What is expected
Look through the data below and say how many of its lines contain "dada", adding nothing else.

Entries supplied

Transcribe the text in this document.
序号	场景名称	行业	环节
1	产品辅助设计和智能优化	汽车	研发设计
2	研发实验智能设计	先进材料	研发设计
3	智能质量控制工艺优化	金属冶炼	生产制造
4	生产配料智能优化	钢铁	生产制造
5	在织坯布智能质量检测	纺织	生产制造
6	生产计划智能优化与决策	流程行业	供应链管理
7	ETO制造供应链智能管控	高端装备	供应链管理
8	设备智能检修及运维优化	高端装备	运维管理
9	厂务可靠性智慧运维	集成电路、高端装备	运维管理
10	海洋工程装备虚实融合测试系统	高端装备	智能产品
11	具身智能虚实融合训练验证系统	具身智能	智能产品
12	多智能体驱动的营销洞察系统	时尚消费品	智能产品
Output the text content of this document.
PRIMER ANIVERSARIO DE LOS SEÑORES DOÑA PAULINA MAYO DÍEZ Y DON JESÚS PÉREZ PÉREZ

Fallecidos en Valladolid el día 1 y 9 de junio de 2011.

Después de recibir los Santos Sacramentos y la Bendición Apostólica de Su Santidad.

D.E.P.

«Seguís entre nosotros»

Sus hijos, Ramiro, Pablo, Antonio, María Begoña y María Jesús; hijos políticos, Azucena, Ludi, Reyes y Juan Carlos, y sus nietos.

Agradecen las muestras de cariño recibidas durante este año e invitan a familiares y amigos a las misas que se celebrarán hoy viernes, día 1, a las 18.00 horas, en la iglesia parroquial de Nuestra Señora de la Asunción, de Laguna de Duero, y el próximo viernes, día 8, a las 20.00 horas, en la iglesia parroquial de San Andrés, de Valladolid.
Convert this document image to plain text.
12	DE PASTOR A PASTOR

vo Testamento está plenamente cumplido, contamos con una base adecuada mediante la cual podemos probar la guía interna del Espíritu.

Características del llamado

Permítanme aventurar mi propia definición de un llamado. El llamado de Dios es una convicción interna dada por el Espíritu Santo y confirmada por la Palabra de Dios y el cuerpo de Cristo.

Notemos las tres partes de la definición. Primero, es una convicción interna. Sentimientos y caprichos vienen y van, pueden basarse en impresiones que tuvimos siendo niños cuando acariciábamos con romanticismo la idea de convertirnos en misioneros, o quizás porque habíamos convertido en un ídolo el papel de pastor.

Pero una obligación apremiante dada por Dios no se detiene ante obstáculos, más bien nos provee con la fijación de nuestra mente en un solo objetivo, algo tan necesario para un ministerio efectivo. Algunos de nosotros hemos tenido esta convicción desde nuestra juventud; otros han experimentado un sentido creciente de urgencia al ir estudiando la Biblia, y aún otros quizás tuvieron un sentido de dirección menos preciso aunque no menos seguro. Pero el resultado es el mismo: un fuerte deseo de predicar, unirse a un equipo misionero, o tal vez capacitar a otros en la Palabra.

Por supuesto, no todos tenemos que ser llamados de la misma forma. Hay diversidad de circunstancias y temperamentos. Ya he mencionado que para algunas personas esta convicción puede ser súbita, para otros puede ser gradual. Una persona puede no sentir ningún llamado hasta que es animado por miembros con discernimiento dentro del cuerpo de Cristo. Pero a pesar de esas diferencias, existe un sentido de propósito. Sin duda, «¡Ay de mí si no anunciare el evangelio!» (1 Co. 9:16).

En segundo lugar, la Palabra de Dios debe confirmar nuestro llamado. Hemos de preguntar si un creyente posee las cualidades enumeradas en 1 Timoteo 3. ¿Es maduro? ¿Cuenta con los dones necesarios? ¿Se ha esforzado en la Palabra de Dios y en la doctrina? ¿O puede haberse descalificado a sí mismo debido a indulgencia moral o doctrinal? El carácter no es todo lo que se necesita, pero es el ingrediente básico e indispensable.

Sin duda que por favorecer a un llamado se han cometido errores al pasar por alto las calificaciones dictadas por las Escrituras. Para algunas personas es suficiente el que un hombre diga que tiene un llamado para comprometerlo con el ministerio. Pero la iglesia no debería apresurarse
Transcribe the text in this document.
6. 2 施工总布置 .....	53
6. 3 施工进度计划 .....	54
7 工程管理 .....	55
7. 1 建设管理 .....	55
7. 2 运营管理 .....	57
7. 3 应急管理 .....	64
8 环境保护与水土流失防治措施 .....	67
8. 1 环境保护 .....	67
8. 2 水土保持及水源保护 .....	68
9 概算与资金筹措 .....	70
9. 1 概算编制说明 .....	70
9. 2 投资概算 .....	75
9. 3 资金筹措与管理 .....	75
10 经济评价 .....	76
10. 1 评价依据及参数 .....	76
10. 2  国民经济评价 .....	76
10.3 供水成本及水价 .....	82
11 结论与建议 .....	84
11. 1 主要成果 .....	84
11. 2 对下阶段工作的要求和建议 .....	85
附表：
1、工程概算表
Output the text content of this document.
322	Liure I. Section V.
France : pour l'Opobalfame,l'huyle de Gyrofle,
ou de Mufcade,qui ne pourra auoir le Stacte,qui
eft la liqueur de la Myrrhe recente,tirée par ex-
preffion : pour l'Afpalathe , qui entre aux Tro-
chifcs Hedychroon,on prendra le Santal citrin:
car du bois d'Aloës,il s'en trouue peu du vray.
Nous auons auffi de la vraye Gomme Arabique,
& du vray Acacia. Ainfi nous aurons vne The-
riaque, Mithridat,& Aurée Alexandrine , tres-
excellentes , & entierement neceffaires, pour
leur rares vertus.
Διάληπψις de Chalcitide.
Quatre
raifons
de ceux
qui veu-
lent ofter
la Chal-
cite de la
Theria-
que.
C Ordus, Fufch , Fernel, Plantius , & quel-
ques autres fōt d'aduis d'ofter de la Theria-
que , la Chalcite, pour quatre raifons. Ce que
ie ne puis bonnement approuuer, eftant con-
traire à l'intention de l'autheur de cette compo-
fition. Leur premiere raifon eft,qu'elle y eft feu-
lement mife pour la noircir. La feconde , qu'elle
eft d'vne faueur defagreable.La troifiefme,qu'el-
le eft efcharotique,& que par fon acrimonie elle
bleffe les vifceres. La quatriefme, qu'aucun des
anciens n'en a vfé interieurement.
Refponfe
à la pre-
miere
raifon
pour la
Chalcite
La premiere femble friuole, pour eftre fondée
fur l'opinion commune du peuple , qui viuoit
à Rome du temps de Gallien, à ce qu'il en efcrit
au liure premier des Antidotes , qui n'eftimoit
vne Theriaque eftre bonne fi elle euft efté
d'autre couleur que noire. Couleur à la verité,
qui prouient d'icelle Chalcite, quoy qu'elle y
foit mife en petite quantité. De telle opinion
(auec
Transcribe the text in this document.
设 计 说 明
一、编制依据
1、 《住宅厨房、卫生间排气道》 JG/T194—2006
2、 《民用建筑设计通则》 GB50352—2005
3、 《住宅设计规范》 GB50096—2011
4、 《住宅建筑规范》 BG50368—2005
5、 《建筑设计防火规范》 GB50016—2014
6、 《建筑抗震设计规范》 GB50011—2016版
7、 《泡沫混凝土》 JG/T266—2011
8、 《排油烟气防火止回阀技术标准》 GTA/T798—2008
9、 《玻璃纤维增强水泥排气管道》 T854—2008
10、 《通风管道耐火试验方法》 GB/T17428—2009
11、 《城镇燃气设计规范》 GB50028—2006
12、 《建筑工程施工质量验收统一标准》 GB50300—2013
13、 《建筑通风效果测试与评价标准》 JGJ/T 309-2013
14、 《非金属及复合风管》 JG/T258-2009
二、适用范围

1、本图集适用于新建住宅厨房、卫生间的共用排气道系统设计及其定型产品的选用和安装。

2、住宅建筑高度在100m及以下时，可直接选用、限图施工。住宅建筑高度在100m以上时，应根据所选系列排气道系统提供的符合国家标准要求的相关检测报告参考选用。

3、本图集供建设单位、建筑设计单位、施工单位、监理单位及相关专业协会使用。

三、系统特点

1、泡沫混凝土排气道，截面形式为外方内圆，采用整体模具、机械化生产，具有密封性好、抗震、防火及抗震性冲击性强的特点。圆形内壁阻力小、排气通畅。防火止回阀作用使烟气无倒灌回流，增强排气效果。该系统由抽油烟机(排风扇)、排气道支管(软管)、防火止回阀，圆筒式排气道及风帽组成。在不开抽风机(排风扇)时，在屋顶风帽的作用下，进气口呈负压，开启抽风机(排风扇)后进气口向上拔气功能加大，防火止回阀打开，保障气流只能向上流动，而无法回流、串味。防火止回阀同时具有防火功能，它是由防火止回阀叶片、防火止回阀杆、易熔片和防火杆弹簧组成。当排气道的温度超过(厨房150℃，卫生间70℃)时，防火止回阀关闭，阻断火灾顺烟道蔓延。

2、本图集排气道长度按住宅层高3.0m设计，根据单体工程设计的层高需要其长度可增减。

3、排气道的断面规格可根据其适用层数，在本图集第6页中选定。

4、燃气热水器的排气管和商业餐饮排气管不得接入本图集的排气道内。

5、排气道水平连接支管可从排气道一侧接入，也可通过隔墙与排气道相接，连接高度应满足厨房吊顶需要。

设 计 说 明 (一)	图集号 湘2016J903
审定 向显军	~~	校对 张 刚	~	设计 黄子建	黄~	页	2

Complete response
2